Written task: Copy the data that follows exactly. Include no pictures.
━━━ Material shown ━━━
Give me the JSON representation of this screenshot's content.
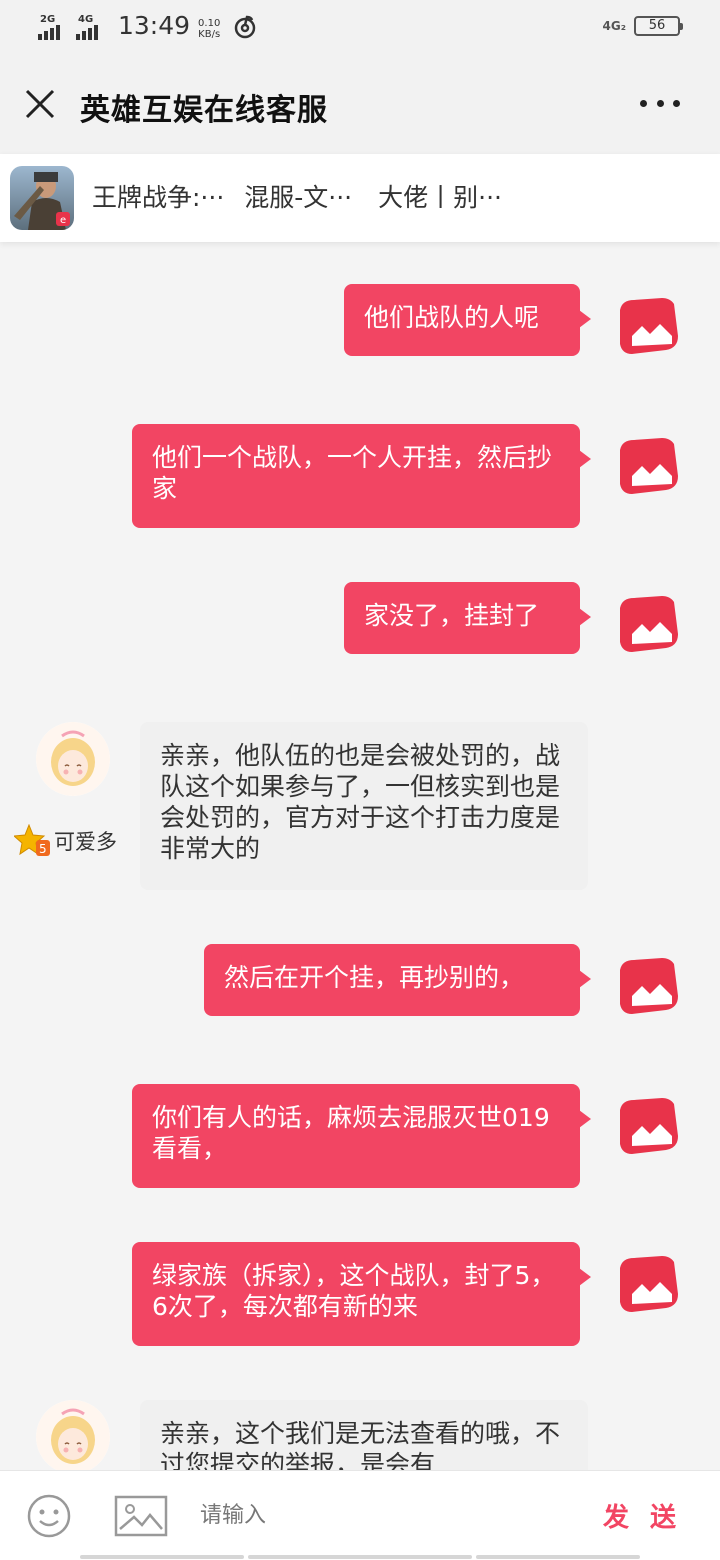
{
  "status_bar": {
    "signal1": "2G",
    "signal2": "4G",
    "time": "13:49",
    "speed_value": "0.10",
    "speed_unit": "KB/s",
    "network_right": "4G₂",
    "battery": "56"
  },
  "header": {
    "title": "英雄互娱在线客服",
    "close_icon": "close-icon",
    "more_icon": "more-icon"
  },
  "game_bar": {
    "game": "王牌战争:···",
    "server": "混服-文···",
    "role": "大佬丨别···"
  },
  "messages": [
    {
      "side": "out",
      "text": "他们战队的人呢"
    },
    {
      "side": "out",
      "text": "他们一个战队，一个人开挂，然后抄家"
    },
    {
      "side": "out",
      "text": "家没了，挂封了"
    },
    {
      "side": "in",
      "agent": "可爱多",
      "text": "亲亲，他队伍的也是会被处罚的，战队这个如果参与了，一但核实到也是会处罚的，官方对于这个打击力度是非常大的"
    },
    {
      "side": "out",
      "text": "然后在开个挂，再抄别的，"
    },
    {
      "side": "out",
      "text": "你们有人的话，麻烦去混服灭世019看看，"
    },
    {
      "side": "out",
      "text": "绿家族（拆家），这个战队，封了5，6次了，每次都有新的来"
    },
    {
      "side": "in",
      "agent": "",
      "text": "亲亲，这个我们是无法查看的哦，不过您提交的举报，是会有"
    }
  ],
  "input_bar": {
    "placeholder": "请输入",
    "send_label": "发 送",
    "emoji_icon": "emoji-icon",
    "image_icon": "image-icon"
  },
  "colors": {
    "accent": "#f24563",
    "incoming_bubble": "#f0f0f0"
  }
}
━━━
Finished exercise:
Give me the JSON representation of this screenshot's content.
{
  "status_bar": {
    "signal1": "2G",
    "signal2": "4G",
    "time": "13:49",
    "speed_value": "0.10",
    "speed_unit": "KB/s",
    "network_right": "4G₂",
    "battery": "56"
  },
  "header": {
    "title": "英雄互娱在线客服",
    "close_icon": "close-icon",
    "more_icon": "more-icon"
  },
  "game_bar": {
    "game": "王牌战争:···",
    "server": "混服-文···",
    "role": "大佬丨别···"
  },
  "messages": [
    {
      "side": "out",
      "text": "他们战队的人呢"
    },
    {
      "side": "out",
      "text": "他们一个战队，一个人开挂，然后抄家"
    },
    {
      "side": "out",
      "text": "家没了，挂封了"
    },
    {
      "side": "in",
      "agent": "可爱多",
      "text": "亲亲，他队伍的也是会被处罚的，战队这个如果参与了，一但核实到也是会处罚的，官方对于这个打击力度是非常大的"
    },
    {
      "side": "out",
      "text": "然后在开个挂，再抄别的，"
    },
    {
      "side": "out",
      "text": "你们有人的话，麻烦去混服灭世019看看，"
    },
    {
      "side": "out",
      "text": "绿家族（拆家），这个战队，封了5，6次了，每次都有新的来"
    },
    {
      "side": "in",
      "agent": "",
      "text": "亲亲，这个我们是无法查看的哦，不过您提交的举报，是会有"
    }
  ],
  "input_bar": {
    "placeholder": "请输入",
    "send_label": "发 送",
    "emoji_icon": "emoji-icon",
    "image_icon": "image-icon"
  },
  "colors": {
    "accent": "#f24563",
    "incoming_bubble": "#f0f0f0"
  }
}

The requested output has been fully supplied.